WHAT IS EXPECTED: Find the string "range" in the records. Copy every line it appears in.

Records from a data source
==*==

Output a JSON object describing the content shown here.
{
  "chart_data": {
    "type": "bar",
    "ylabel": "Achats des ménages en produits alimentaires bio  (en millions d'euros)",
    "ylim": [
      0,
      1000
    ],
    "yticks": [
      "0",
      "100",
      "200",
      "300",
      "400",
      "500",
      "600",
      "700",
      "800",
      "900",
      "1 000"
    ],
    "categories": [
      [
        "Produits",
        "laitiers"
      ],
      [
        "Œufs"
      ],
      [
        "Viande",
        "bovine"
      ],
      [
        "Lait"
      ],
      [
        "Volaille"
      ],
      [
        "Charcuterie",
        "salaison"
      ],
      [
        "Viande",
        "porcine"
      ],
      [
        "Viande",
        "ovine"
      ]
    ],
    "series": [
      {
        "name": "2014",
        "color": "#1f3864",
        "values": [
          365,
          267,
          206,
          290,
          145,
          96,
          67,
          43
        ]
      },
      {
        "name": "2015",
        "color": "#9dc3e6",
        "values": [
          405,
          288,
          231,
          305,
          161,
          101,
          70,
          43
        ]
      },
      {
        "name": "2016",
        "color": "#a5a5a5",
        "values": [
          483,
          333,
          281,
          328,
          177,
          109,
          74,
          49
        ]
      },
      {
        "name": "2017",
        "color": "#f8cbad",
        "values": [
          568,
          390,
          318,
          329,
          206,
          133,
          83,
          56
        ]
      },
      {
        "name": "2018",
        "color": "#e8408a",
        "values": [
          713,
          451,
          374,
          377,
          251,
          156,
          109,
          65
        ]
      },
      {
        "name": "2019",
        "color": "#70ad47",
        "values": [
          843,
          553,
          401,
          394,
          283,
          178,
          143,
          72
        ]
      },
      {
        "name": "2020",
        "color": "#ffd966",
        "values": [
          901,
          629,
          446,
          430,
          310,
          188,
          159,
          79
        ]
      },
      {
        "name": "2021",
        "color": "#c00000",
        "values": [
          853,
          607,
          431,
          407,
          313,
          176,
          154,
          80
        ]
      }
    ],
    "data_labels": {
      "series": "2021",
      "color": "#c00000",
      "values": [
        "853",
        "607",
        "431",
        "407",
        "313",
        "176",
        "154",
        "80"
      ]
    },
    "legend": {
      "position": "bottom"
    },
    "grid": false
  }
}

==*==

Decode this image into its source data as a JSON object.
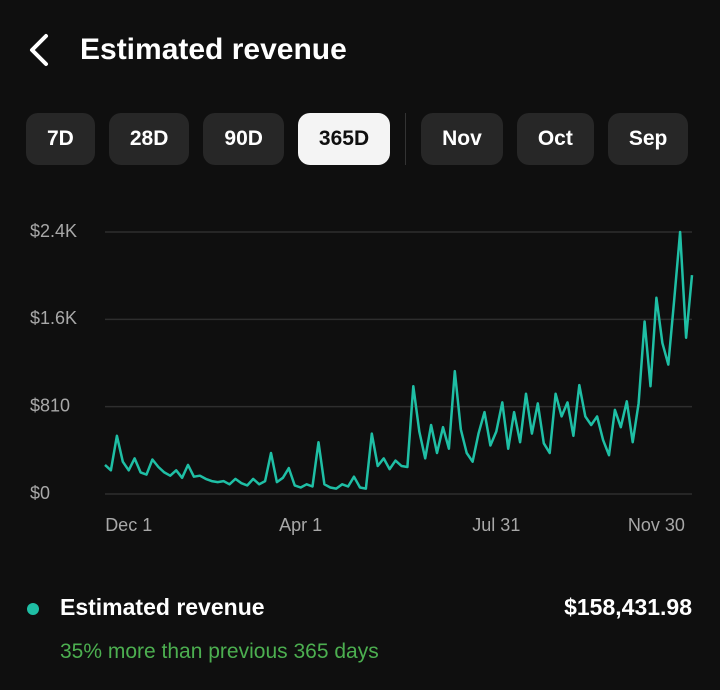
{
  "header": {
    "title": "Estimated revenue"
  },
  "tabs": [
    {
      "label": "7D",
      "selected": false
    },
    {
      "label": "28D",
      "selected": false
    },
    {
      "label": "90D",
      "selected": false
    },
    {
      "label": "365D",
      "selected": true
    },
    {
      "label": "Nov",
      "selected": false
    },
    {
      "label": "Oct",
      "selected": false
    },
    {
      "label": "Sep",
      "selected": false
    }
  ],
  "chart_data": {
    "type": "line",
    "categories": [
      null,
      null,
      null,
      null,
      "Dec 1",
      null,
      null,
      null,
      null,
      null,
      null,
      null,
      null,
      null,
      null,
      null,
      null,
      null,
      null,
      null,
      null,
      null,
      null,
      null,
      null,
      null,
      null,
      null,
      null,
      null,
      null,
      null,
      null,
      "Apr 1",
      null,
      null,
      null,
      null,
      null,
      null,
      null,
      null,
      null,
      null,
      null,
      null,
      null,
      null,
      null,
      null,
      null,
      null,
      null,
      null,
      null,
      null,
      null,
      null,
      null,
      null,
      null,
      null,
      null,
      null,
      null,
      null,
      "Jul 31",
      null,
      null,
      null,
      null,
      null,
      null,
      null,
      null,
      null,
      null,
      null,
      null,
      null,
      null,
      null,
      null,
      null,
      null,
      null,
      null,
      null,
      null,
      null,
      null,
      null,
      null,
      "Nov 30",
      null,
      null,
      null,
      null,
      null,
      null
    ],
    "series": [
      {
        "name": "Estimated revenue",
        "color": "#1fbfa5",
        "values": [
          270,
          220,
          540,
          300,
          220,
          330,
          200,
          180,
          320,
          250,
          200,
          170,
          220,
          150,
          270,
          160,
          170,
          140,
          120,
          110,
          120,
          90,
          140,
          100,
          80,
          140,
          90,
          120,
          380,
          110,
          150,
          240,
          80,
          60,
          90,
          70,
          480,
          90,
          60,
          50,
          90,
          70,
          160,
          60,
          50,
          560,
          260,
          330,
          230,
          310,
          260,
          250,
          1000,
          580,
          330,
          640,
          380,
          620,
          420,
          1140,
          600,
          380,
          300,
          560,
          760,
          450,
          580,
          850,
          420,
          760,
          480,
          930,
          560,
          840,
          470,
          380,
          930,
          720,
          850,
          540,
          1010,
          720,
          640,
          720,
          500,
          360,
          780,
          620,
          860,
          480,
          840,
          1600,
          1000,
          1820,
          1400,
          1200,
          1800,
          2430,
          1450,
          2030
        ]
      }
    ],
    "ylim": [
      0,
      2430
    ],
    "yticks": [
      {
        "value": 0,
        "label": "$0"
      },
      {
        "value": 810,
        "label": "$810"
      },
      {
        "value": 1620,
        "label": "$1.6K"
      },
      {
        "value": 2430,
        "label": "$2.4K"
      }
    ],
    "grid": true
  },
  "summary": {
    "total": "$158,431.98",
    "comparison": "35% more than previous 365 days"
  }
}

==*==

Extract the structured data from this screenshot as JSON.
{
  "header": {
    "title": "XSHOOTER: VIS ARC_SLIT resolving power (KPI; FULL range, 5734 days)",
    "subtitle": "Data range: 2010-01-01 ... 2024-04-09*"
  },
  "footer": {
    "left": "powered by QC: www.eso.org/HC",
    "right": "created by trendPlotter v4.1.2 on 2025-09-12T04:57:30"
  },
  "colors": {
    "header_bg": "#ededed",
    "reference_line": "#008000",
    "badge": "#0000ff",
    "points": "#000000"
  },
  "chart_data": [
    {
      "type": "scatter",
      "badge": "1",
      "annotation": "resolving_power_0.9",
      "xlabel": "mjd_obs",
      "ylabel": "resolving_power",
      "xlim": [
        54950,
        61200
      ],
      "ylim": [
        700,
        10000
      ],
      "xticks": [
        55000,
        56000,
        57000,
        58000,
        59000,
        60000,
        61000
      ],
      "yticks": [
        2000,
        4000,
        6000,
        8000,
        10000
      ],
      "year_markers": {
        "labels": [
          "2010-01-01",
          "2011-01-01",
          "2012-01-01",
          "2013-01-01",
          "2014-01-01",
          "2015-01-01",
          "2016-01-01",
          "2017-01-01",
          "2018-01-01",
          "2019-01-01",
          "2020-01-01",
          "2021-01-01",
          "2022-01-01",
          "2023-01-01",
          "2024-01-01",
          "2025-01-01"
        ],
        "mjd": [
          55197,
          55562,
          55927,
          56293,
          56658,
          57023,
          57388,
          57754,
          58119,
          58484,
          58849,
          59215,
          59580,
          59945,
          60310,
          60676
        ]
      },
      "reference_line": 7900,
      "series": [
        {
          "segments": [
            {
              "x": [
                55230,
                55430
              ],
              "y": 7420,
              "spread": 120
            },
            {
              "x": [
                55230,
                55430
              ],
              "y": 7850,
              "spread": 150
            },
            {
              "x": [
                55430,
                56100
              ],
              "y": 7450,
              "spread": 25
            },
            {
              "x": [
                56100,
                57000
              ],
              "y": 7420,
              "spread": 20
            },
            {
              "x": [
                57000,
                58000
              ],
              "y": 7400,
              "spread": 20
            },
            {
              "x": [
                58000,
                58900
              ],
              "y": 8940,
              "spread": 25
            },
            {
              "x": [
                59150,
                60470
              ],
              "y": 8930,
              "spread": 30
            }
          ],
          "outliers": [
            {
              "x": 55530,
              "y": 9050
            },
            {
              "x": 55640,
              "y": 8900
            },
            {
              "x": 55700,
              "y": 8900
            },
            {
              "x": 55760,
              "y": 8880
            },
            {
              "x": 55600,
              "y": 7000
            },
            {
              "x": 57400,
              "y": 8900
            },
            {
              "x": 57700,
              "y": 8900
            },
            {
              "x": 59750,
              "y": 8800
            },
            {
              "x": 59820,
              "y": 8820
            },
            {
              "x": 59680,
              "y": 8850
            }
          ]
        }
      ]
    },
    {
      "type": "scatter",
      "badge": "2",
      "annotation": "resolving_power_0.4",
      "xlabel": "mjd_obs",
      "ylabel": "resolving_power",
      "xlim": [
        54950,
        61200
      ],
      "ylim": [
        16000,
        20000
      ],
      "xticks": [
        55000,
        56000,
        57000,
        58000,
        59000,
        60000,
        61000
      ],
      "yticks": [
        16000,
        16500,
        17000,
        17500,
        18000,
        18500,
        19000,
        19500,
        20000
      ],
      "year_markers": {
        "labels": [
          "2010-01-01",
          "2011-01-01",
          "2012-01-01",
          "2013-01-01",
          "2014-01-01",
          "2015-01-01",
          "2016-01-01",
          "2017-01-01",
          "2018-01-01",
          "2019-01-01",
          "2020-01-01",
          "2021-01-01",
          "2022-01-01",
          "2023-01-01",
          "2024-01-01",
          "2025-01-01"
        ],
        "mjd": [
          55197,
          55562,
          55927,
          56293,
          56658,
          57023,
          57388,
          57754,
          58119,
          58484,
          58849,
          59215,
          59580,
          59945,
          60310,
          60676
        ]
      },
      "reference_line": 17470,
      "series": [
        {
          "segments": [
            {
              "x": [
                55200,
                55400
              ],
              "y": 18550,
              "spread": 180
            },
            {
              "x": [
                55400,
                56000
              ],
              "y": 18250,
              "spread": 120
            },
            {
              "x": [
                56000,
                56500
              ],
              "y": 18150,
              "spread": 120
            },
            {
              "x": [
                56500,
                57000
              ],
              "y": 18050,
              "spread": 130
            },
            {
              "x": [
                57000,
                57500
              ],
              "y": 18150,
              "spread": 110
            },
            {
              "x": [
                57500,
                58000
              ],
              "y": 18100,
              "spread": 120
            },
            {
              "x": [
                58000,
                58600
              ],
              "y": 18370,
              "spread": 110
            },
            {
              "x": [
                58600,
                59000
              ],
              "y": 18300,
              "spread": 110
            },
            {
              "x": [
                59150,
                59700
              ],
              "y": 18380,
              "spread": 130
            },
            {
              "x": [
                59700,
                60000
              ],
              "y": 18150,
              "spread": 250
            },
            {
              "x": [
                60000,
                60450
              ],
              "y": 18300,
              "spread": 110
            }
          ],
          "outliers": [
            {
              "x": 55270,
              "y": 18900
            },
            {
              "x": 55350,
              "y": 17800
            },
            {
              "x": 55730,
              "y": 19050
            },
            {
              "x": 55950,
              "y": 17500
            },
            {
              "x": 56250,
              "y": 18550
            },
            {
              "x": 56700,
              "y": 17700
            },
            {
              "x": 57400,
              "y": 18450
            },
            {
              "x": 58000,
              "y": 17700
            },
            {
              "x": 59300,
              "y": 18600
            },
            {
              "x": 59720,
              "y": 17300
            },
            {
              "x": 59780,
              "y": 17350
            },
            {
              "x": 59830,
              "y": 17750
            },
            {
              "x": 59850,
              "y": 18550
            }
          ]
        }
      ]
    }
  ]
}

==*==

PROBLEM SOLUTION:
    "title": "XSHOOTER: VIS ARC_SLIT resolving power (KPI; FULL range, 5734 days)",
    "subtitle": "Data range: 2010-01-01 ... 2024-04-09*"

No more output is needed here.